▸ TASK DIRECTIONS
Below are entries. Pull out all lines containing "вправе".

* * * * *

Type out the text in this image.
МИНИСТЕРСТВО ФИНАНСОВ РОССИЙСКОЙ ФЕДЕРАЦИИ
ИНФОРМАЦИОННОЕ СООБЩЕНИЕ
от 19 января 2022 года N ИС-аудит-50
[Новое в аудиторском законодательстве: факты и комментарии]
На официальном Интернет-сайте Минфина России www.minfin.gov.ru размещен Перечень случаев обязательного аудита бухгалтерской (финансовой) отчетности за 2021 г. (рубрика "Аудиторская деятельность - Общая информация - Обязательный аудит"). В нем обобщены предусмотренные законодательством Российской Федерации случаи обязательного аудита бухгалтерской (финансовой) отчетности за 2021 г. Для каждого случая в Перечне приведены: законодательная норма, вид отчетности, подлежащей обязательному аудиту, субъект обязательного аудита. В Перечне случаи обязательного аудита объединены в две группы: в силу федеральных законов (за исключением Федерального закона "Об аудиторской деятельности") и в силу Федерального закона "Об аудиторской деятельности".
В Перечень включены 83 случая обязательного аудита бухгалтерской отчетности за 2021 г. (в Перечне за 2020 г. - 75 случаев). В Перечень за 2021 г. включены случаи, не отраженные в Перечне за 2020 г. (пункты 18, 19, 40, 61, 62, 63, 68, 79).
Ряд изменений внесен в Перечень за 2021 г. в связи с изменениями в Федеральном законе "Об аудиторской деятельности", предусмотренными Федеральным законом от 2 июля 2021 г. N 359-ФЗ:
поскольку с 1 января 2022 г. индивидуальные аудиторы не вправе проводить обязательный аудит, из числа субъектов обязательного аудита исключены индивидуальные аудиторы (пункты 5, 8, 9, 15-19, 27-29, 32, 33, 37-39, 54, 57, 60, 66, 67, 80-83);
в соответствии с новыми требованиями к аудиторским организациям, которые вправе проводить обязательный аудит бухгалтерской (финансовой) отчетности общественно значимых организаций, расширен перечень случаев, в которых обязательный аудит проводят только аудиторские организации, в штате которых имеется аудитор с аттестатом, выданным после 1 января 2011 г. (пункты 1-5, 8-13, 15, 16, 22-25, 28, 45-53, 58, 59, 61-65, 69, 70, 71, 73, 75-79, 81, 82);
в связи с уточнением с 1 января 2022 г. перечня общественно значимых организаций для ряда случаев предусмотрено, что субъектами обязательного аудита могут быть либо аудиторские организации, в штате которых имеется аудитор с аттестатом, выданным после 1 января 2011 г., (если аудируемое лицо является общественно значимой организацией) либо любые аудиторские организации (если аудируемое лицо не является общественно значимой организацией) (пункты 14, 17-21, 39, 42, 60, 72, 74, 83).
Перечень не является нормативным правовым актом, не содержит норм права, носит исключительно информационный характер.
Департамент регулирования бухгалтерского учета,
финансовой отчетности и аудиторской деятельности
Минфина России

* * * * *

▸ RESULT OF THE TASK
поскольку с 1 января 2022 г. индивидуальные аудиторы не вправе проводить обязательный аудит, из числа субъектов обязательного аудита исключены индивидуальные аудиторы (пункты 5, 8, 9, 15-19, 27-29, 32, 33, 37-39, 54, 57, 60, 66, 67, 80-83);
в соответствии с новыми требованиями к аудиторским организациям, которые вправе проводить обязательный аудит бухгалтерской (финансовой) отчетности общественно значимых организаций, расширен перечень случаев, в которых обязательный аудит проводят только аудиторские организации, в штате которых имеется аудитор с аттестатом, выданным после 1 января 2011 г. (пункты 1-5, 8-13, 15, 16, 22-25, 28, 45-53, 58, 59, 61-65, 69, 70, 71, 73, 75-79, 81, 82);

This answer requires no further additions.